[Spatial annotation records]

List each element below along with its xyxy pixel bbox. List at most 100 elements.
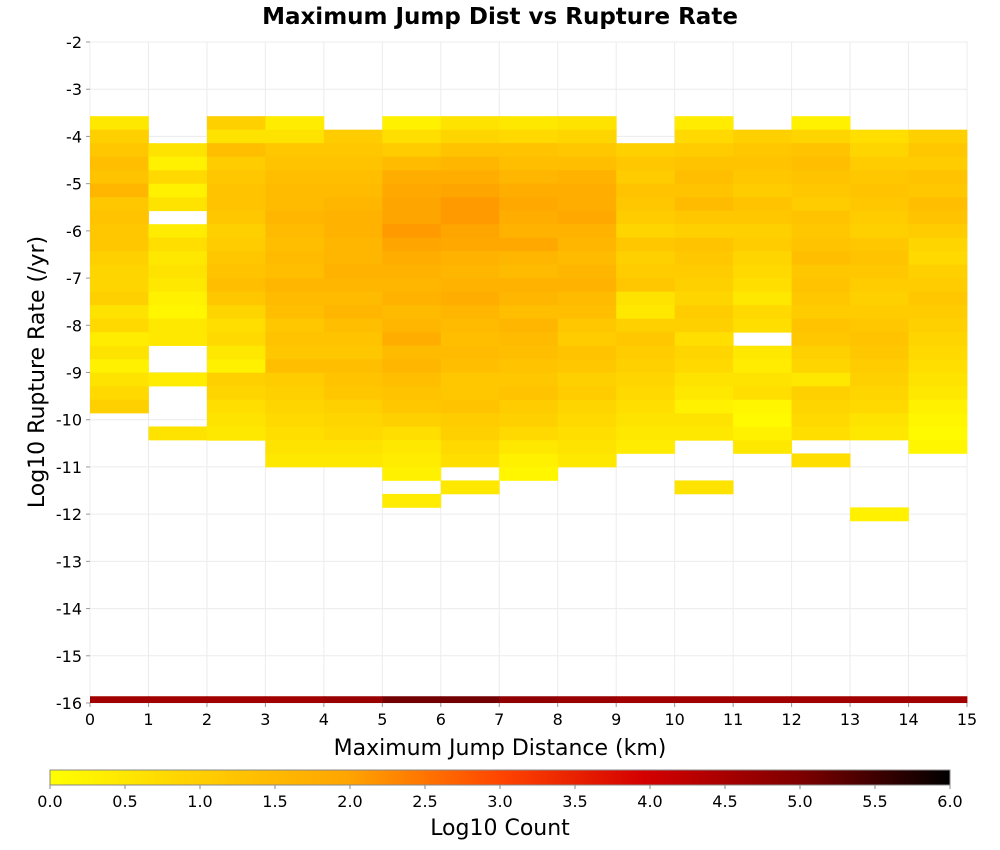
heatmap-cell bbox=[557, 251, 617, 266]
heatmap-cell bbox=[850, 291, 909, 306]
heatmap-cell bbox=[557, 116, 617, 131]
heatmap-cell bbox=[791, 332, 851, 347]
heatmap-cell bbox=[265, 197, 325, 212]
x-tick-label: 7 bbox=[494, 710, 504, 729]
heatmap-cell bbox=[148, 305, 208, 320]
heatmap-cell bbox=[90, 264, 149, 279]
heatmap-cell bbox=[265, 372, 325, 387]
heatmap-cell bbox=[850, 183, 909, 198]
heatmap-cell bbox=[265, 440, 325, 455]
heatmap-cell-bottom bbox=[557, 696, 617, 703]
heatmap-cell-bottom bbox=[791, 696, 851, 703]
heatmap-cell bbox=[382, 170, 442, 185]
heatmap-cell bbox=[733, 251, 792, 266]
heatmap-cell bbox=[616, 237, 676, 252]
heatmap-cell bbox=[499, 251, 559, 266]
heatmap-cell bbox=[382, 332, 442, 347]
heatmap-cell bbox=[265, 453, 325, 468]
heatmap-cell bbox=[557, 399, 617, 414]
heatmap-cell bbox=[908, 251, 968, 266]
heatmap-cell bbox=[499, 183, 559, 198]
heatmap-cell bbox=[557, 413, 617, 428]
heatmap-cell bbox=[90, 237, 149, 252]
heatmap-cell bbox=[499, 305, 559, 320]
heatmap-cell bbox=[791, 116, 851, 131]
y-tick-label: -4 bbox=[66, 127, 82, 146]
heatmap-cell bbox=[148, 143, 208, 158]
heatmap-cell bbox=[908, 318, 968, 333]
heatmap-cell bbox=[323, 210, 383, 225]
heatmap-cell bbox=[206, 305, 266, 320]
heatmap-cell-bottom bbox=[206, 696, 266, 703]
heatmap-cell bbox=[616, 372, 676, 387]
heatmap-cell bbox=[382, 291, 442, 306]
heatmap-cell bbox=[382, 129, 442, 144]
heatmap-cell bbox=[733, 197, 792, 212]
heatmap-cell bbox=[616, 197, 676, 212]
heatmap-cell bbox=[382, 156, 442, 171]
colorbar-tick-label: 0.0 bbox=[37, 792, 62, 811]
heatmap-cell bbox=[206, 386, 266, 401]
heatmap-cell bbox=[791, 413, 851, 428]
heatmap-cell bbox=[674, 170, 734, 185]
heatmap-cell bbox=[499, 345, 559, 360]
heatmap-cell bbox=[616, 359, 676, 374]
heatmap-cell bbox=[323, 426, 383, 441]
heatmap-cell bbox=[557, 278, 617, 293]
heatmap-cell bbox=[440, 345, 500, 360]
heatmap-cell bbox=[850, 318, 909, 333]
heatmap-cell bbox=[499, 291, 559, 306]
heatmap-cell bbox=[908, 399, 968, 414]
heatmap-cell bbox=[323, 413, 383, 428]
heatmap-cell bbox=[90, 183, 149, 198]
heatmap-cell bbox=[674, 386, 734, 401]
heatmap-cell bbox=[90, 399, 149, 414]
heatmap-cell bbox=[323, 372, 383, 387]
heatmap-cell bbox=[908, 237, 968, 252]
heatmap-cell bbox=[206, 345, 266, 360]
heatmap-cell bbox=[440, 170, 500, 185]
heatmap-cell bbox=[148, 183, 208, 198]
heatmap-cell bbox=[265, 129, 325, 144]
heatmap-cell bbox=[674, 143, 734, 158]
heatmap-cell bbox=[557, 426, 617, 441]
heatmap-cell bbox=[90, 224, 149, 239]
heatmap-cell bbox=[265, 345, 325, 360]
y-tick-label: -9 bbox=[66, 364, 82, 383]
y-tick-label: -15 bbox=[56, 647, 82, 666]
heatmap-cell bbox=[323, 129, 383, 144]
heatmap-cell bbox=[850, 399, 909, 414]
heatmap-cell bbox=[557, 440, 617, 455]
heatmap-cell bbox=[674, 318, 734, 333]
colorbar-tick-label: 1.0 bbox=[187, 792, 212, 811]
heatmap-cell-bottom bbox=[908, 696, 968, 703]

**Aim**
Retype every line of the material above without changing anything, and omit the pictures.

**Problem solution**
List each element below along with its xyxy pixel bbox. List at most 100 elements.
heatmap-cell bbox=[557, 251, 617, 266]
heatmap-cell bbox=[850, 291, 909, 306]
heatmap-cell bbox=[557, 116, 617, 131]
heatmap-cell bbox=[791, 332, 851, 347]
heatmap-cell bbox=[265, 197, 325, 212]
x-tick-label: 7 bbox=[494, 710, 504, 729]
heatmap-cell bbox=[148, 305, 208, 320]
heatmap-cell bbox=[90, 264, 149, 279]
heatmap-cell bbox=[265, 372, 325, 387]
heatmap-cell bbox=[850, 183, 909, 198]
heatmap-cell bbox=[265, 440, 325, 455]
heatmap-cell-bottom bbox=[557, 696, 617, 703]
heatmap-cell-bottom bbox=[791, 696, 851, 703]
heatmap-cell bbox=[382, 170, 442, 185]
heatmap-cell bbox=[733, 251, 792, 266]
heatmap-cell bbox=[616, 237, 676, 252]
heatmap-cell bbox=[499, 251, 559, 266]
heatmap-cell bbox=[382, 332, 442, 347]
heatmap-cell bbox=[265, 453, 325, 468]
heatmap-cell bbox=[557, 399, 617, 414]
heatmap-cell bbox=[908, 251, 968, 266]
heatmap-cell bbox=[499, 183, 559, 198]
heatmap-cell bbox=[557, 413, 617, 428]
heatmap-cell bbox=[90, 237, 149, 252]
heatmap-cell bbox=[499, 305, 559, 320]
heatmap-cell bbox=[791, 116, 851, 131]
y-tick-label: -4 bbox=[66, 127, 82, 146]
heatmap-cell bbox=[148, 143, 208, 158]
heatmap-cell bbox=[908, 318, 968, 333]
heatmap-cell bbox=[323, 210, 383, 225]
heatmap-cell bbox=[206, 305, 266, 320]
heatmap-cell-bottom bbox=[206, 696, 266, 703]
heatmap-cell bbox=[616, 372, 676, 387]
heatmap-cell bbox=[382, 291, 442, 306]
heatmap-cell bbox=[382, 129, 442, 144]
heatmap-cell bbox=[733, 197, 792, 212]
heatmap-cell bbox=[616, 197, 676, 212]
heatmap-cell bbox=[382, 156, 442, 171]
colorbar-tick-label: 0.0 bbox=[37, 792, 62, 811]
heatmap-cell bbox=[206, 386, 266, 401]
heatmap-cell bbox=[791, 413, 851, 428]
heatmap-cell bbox=[674, 170, 734, 185]
heatmap-cell bbox=[499, 345, 559, 360]
heatmap-cell bbox=[616, 359, 676, 374]
heatmap-cell bbox=[323, 426, 383, 441]
heatmap-cell bbox=[557, 278, 617, 293]
heatmap-cell bbox=[440, 345, 500, 360]
heatmap-cell bbox=[850, 318, 909, 333]
heatmap-cell bbox=[499, 291, 559, 306]
heatmap-cell bbox=[908, 399, 968, 414]
heatmap-cell bbox=[323, 413, 383, 428]
heatmap-cell bbox=[90, 183, 149, 198]
heatmap-cell bbox=[674, 386, 734, 401]
heatmap-cell bbox=[90, 399, 149, 414]
heatmap-cell bbox=[323, 372, 383, 387]
heatmap-cell bbox=[908, 237, 968, 252]
heatmap-cell bbox=[206, 345, 266, 360]
heatmap-cell bbox=[440, 170, 500, 185]
heatmap-cell bbox=[148, 183, 208, 198]
heatmap-cell bbox=[265, 129, 325, 144]
heatmap-cell bbox=[674, 143, 734, 158]
heatmap-cell bbox=[557, 426, 617, 441]
heatmap-cell bbox=[90, 224, 149, 239]
heatmap-cell bbox=[265, 345, 325, 360]
y-tick-label: -9 bbox=[66, 364, 82, 383]
y-tick-label: -15 bbox=[56, 647, 82, 666]
heatmap-cell bbox=[323, 129, 383, 144]
heatmap-cell bbox=[850, 399, 909, 414]
heatmap-cell bbox=[557, 440, 617, 455]
heatmap-cell bbox=[674, 318, 734, 333]
colorbar-tick-label: 1.0 bbox=[187, 792, 212, 811]
heatmap-cell-bottom bbox=[908, 696, 968, 703]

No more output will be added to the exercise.